(Stored records)
———

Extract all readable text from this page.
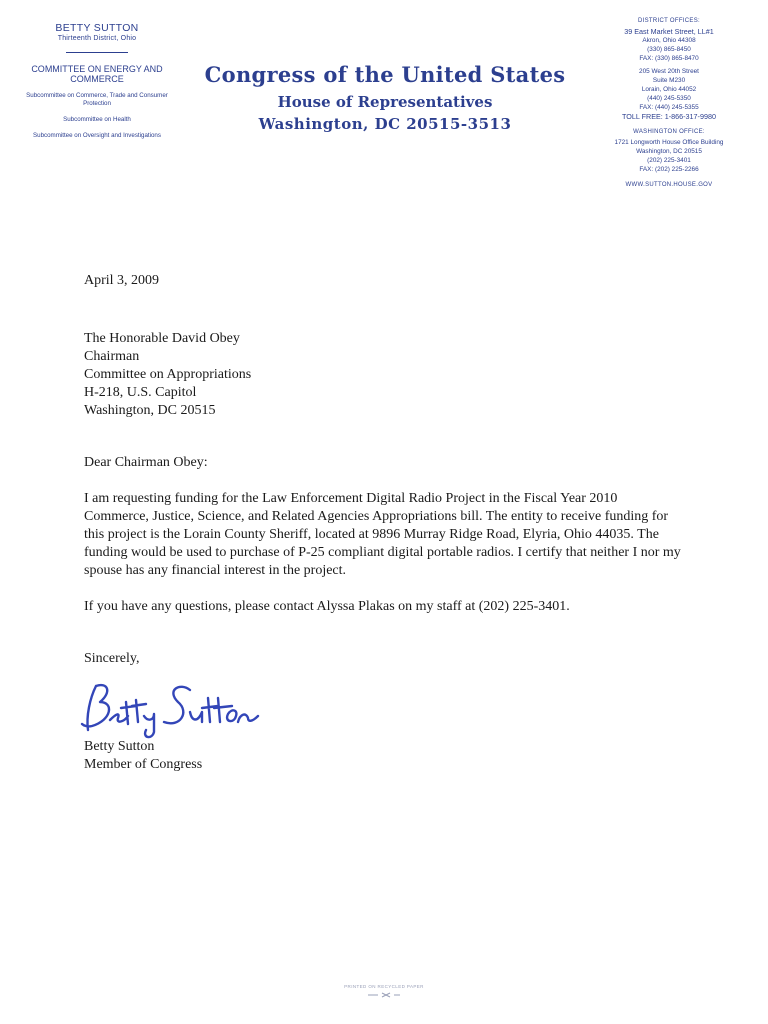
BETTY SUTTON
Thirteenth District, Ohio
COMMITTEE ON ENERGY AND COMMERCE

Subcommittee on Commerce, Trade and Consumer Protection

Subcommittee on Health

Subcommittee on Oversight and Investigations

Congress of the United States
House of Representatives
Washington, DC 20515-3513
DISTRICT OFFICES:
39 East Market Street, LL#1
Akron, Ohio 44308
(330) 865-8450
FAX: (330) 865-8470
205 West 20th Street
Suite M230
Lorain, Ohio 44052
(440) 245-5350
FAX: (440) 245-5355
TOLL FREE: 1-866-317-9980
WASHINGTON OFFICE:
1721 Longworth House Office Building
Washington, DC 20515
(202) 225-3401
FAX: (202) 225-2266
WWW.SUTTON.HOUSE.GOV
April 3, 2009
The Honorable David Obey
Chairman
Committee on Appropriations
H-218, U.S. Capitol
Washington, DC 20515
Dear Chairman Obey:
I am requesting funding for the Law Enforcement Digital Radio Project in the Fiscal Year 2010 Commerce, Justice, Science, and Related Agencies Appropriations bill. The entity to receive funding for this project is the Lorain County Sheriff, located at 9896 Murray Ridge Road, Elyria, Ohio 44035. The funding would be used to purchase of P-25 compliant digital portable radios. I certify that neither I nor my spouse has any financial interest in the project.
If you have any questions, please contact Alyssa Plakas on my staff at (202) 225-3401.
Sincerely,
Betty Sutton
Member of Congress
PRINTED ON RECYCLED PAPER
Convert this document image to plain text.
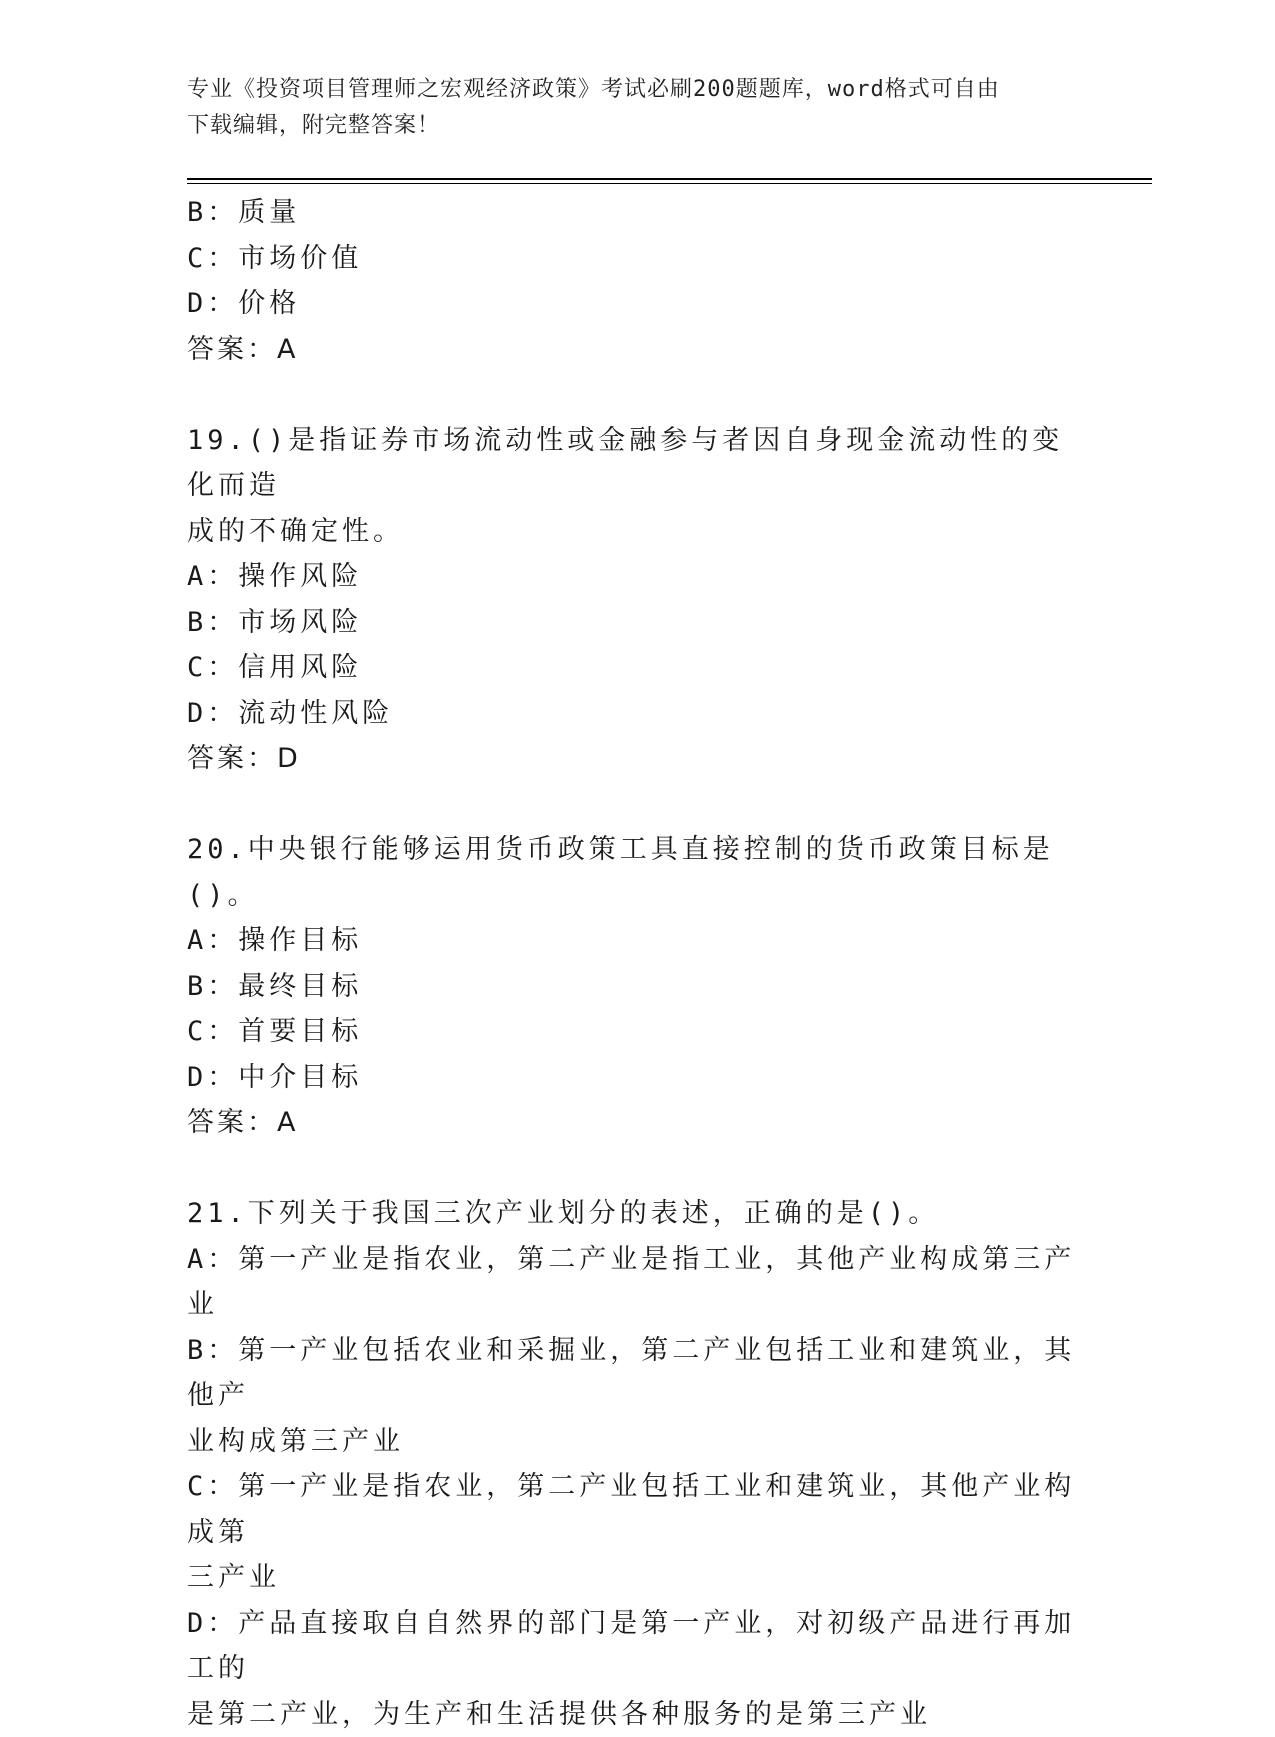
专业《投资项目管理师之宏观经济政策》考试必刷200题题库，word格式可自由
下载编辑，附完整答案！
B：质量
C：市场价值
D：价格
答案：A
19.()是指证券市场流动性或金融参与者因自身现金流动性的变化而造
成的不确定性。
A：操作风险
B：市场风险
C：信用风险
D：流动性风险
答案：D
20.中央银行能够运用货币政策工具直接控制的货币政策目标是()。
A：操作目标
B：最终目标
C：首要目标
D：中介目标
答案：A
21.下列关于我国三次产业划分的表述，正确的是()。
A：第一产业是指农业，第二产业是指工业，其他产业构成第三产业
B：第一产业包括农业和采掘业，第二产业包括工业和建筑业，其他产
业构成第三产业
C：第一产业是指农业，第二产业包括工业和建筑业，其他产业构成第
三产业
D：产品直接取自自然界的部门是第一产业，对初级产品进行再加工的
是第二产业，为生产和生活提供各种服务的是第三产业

———

▶ [The request]:
Quote the data above in full, leaving out the pictures it holds.

▶ [Answer to this problem]:
Extract all readable text from this page.
BETTY SUTTON
Thirteenth District, Ohio
COMMITTEE ON ENERGY AND COMMERCE

Subcommittee on Commerce, Trade and Consumer Protection

Subcommittee on Health

Subcommittee on Oversight and Investigations

Congress of the United States
House of Representatives
Washington, DC 20515-3513
DISTRICT OFFICES:
39 East Market Street, LL#1
Akron, Ohio 44308
(330) 865-8450
FAX: (330) 865-8470
205 West 20th Street
Suite M230
Lorain, Ohio 44052
(440) 245-5350
FAX: (440) 245-5355
TOLL FREE: 1-866-317-9980
WASHINGTON OFFICE:
1721 Longworth House Office Building
Washington, DC 20515
(202) 225-3401
FAX: (202) 225-2266
WWW.SUTTON.HOUSE.GOV
April 3, 2009
The Honorable David Obey
Chairman
Committee on Appropriations
H-218, U.S. Capitol
Washington, DC 20515
Dear Chairman Obey:
I am requesting funding for the Law Enforcement Digital Radio Project in the Fiscal Year 2010 Commerce, Justice, Science, and Related Agencies Appropriations bill. The entity to receive funding for this project is the Lorain County Sheriff, located at 9896 Murray Ridge Road, Elyria, Ohio 44035. The funding would be used to purchase of P-25 compliant digital portable radios. I certify that neither I nor my spouse has any financial interest in the project.
If you have any questions, please contact Alyssa Plakas on my staff at (202) 225-3401.
Sincerely,
Betty Sutton
Member of Congress
PRINTED ON RECYCLED PAPER
Convert this document image to plain text.
专业《投资项目管理师之宏观经济政策》考试必刷200题题库，word格式可自由
下载编辑，附完整答案！
B：质量
C：市场价值
D：价格
答案：A
19.()是指证券市场流动性或金融参与者因自身现金流动性的变化而造
成的不确定性。
A：操作风险
B：市场风险
C：信用风险
D：流动性风险
答案：D
20.中央银行能够运用货币政策工具直接控制的货币政策目标是()。
A：操作目标
B：最终目标
C：首要目标
D：中介目标
答案：A
21.下列关于我国三次产业划分的表述，正确的是()。
A：第一产业是指农业，第二产业是指工业，其他产业构成第三产业
B：第一产业包括农业和采掘业，第二产业包括工业和建筑业，其他产
业构成第三产业
C：第一产业是指农业，第二产业包括工业和建筑业，其他产业构成第
三产业
D：产品直接取自自然界的部门是第一产业，对初级产品进行再加工的
是第二产业，为生产和生活提供各种服务的是第三产业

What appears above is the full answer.